===== DATASET CONTENT =====

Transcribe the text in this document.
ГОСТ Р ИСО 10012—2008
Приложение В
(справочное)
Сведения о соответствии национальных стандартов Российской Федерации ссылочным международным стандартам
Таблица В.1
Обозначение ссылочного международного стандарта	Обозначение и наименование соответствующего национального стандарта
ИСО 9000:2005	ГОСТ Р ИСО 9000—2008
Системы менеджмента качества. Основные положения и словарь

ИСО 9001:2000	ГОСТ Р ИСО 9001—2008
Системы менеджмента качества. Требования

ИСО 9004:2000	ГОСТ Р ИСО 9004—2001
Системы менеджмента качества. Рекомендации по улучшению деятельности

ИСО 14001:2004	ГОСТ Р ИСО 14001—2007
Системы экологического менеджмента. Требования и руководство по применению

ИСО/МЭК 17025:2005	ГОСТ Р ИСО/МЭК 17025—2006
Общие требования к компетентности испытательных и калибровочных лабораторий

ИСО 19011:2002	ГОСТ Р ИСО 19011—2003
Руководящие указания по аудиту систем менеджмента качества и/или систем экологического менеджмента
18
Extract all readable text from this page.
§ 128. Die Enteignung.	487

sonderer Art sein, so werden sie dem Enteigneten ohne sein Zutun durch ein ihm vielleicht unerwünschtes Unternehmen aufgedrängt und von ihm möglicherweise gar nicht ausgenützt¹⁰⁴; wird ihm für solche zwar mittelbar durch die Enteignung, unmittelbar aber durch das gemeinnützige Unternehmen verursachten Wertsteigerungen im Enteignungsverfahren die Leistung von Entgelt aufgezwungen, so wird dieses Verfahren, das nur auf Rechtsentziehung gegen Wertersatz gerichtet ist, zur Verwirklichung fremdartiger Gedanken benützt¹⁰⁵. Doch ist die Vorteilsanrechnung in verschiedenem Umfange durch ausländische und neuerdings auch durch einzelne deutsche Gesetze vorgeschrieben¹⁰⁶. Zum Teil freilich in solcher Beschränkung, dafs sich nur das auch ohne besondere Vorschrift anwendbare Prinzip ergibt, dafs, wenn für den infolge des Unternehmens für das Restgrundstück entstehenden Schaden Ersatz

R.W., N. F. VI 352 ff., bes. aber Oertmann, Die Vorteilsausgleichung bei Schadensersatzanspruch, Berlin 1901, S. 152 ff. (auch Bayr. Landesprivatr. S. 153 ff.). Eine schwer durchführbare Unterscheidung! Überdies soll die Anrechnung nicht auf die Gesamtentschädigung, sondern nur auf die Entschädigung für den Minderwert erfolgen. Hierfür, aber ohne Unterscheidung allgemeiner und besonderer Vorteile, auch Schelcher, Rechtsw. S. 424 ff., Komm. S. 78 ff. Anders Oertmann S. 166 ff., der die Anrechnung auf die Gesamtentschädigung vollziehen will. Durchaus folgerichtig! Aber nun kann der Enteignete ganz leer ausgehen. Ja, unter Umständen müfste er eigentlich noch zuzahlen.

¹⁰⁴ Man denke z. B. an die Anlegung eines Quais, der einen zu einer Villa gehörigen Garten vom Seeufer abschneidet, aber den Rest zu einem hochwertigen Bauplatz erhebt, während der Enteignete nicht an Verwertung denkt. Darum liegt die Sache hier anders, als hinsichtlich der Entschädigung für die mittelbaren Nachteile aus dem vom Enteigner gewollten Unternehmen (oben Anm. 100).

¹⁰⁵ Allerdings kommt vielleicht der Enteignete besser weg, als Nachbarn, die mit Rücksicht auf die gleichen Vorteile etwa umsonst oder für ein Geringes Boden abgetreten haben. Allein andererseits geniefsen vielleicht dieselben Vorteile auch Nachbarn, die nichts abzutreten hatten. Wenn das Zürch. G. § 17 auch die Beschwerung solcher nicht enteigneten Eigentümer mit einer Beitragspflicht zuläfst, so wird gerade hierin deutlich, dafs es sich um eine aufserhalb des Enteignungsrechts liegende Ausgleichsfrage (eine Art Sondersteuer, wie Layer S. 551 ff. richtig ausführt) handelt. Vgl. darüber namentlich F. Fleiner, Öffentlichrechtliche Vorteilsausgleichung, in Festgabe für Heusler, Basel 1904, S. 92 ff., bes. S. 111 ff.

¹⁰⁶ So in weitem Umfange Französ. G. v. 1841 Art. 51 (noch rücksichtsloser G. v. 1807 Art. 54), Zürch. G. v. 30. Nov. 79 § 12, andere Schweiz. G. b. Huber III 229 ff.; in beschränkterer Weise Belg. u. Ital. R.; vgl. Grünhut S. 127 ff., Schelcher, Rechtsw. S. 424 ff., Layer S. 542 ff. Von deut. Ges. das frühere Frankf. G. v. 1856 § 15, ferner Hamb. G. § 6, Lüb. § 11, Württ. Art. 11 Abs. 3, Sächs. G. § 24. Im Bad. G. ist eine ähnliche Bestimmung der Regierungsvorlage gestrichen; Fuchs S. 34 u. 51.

=====

▶ _AIM OF THE TASK_: Look through the entries above. Extract each line with the word "this".

▶ _ANSWER TO THE TASK_:
Transcribe the text in this document.
Extract all readable text from this page.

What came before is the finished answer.